### STATED PROBLEM:
Copy every line of the data in which the word "EXtensible" occurs.

### MATERIAL FOR THIS EXERCISE:
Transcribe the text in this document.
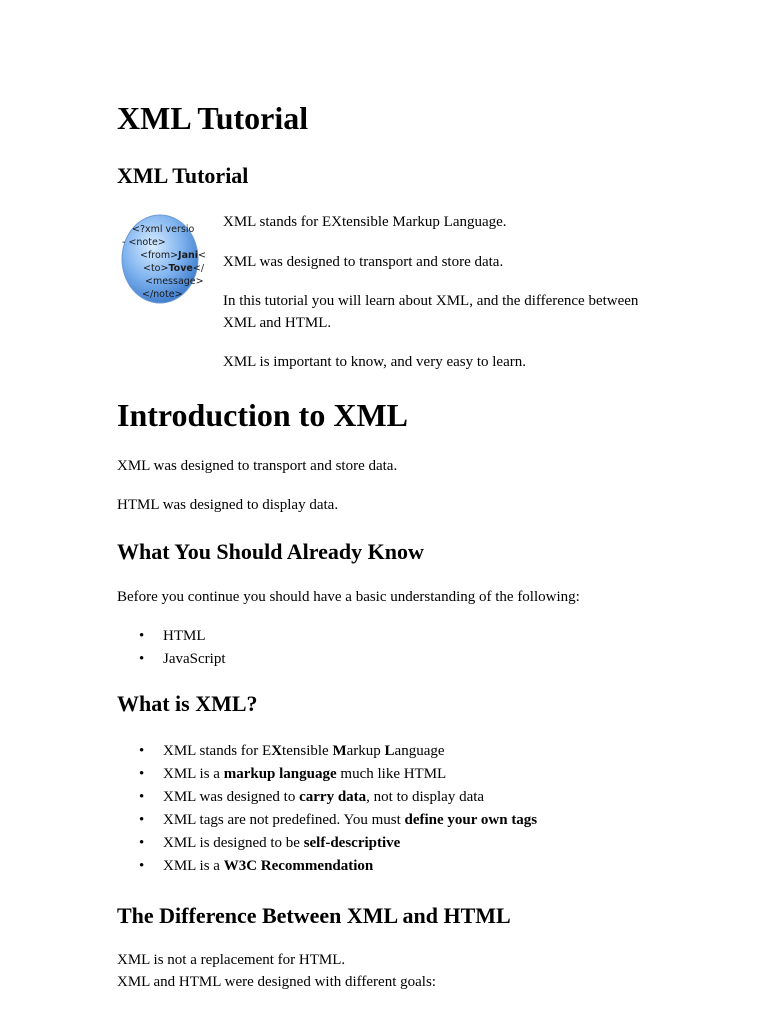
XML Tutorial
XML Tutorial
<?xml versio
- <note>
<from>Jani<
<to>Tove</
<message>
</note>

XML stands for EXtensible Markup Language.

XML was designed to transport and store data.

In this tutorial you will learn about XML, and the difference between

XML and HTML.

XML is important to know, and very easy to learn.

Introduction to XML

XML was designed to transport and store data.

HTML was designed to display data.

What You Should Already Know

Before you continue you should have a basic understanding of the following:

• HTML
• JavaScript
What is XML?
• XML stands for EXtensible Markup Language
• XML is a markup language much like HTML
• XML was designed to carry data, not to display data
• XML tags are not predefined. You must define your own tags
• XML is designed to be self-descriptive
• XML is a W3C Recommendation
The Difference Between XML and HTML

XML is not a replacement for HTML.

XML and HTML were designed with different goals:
...
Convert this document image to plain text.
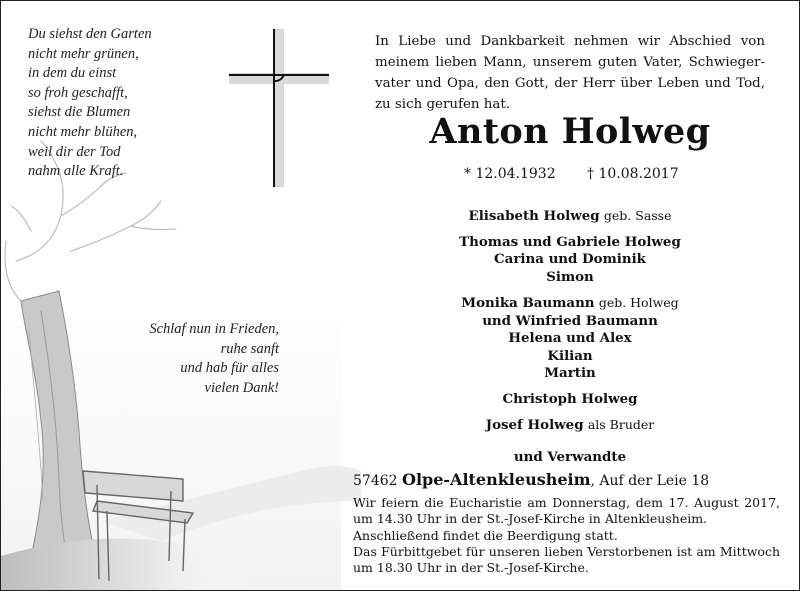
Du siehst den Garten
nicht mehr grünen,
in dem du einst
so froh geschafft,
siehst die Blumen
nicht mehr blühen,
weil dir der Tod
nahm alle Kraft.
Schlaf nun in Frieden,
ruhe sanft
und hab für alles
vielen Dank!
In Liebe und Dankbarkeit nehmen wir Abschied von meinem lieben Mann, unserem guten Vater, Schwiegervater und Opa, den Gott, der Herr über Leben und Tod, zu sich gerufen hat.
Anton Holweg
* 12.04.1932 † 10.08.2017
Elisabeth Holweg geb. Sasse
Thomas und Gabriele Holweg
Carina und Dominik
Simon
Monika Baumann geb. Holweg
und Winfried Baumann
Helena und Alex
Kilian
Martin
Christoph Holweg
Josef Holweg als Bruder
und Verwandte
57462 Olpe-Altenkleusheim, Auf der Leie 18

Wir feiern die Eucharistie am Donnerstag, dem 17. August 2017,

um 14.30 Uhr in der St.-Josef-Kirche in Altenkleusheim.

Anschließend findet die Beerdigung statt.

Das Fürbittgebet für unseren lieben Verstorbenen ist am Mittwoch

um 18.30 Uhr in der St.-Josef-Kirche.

### SOLUTION TO THIS EXERCISE:
XML stands for EXtensible Markup Language.
• XML stands for EXtensible Markup Language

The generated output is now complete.